◆ Problem ◆
Review the material and extract every line in which the word "image" occurs.

◆ Supplied material ◆
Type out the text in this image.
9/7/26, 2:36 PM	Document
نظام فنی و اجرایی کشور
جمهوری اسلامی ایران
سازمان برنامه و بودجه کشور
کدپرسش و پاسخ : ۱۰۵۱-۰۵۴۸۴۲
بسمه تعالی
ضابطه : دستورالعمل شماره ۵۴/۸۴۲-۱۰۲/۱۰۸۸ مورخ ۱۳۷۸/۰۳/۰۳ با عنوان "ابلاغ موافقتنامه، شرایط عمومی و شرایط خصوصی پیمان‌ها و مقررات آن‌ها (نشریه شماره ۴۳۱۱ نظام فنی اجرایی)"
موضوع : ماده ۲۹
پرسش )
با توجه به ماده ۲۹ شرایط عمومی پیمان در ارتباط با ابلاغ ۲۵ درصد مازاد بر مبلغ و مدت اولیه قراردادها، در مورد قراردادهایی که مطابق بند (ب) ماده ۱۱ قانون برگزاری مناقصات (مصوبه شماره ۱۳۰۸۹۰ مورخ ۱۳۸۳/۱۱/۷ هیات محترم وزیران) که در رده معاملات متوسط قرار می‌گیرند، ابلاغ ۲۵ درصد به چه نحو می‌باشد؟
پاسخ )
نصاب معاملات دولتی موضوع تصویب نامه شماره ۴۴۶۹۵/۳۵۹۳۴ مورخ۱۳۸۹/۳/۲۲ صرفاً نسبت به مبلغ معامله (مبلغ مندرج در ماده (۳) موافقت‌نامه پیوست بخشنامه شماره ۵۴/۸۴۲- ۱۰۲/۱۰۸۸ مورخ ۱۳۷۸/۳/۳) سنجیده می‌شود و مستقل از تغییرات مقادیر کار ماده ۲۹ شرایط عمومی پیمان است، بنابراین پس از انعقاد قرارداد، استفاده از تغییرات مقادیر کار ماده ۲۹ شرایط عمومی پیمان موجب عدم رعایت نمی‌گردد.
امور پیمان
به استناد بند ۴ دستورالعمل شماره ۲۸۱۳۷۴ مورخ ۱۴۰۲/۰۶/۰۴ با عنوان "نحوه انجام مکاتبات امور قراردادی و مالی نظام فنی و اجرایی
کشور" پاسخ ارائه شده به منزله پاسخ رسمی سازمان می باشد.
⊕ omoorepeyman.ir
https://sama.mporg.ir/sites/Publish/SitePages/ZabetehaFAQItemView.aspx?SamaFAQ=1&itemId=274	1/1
* * *
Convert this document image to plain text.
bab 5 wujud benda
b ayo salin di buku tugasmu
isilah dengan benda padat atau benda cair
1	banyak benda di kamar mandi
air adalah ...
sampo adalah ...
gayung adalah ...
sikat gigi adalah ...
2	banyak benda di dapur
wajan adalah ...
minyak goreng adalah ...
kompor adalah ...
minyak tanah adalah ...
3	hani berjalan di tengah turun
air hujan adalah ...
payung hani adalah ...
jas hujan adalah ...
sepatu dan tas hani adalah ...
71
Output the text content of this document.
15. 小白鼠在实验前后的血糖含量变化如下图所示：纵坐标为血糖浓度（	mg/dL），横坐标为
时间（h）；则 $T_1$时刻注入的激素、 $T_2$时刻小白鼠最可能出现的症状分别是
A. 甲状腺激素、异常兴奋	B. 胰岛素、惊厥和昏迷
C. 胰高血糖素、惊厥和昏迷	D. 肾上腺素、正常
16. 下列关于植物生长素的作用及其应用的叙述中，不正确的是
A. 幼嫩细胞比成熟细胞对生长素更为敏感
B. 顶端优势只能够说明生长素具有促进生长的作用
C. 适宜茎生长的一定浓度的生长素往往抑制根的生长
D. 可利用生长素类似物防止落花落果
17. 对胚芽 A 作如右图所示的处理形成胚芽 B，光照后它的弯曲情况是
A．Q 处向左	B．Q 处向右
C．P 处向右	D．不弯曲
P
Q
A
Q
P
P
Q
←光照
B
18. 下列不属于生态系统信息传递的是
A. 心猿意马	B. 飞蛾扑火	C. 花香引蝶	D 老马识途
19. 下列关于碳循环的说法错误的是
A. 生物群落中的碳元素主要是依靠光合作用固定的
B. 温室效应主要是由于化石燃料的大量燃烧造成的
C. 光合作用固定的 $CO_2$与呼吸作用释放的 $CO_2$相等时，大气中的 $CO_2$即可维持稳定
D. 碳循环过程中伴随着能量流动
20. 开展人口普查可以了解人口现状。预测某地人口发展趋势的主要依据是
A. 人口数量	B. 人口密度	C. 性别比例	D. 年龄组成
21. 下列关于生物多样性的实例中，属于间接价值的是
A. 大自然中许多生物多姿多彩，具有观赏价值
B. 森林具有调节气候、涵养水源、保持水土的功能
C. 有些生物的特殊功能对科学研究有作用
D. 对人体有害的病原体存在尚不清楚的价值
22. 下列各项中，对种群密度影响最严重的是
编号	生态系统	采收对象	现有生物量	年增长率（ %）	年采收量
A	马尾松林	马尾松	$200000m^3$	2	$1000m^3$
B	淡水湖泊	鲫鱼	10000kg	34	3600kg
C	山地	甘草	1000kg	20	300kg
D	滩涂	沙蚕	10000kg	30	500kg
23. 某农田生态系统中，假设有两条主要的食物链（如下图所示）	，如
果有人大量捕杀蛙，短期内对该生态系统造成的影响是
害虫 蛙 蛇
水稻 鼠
* * *
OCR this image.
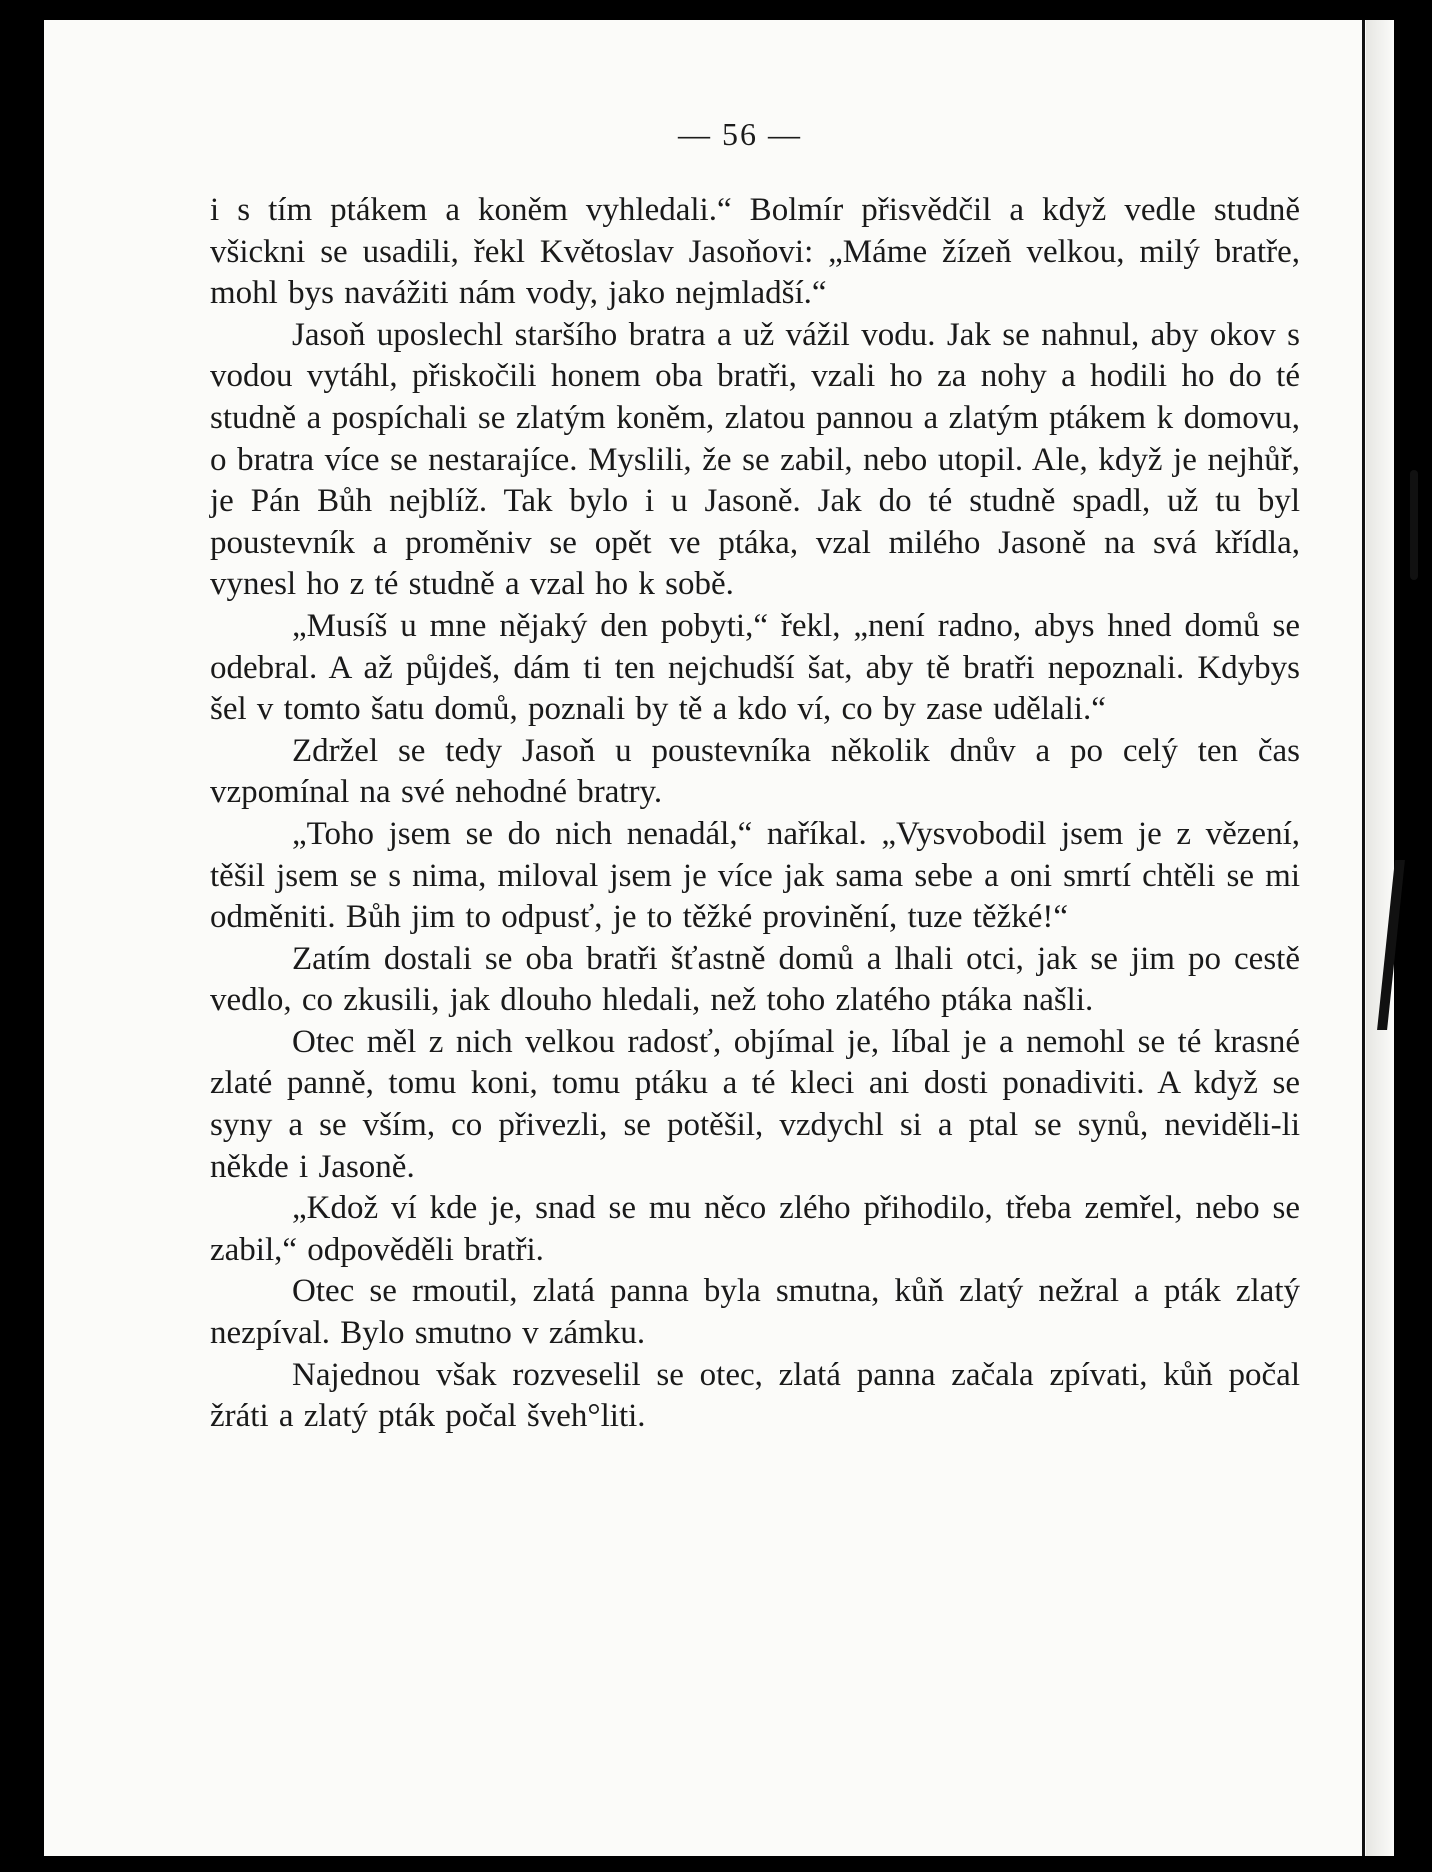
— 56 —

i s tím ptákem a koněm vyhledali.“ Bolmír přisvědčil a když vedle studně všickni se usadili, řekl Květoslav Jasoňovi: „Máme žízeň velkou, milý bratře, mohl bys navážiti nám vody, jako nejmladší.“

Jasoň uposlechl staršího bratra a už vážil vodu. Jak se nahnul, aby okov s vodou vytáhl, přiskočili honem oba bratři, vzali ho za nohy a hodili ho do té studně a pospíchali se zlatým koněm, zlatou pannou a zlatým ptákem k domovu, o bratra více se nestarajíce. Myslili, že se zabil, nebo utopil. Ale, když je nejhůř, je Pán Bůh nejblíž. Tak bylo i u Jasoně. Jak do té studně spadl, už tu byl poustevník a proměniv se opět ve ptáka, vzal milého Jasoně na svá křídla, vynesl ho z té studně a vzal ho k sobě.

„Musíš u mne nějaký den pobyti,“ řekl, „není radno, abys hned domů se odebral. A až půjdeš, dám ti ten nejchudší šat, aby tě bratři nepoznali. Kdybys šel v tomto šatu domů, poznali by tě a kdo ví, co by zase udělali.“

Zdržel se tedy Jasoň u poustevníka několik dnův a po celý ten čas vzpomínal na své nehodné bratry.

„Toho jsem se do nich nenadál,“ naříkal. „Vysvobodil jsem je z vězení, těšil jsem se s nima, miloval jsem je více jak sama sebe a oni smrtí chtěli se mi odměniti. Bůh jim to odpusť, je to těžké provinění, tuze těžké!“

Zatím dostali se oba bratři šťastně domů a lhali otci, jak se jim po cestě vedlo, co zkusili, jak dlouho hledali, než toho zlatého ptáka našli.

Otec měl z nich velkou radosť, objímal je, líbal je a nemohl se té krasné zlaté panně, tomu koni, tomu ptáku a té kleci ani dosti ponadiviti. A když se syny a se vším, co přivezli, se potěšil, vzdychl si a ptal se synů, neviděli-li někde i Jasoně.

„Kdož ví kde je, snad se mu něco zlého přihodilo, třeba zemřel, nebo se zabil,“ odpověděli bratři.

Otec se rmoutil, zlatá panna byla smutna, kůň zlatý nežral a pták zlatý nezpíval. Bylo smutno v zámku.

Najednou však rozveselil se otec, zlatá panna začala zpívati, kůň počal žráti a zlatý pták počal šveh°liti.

◆ Task response ◆
Type out the text in this image.
Convert this document image to plain text.
OCR this image.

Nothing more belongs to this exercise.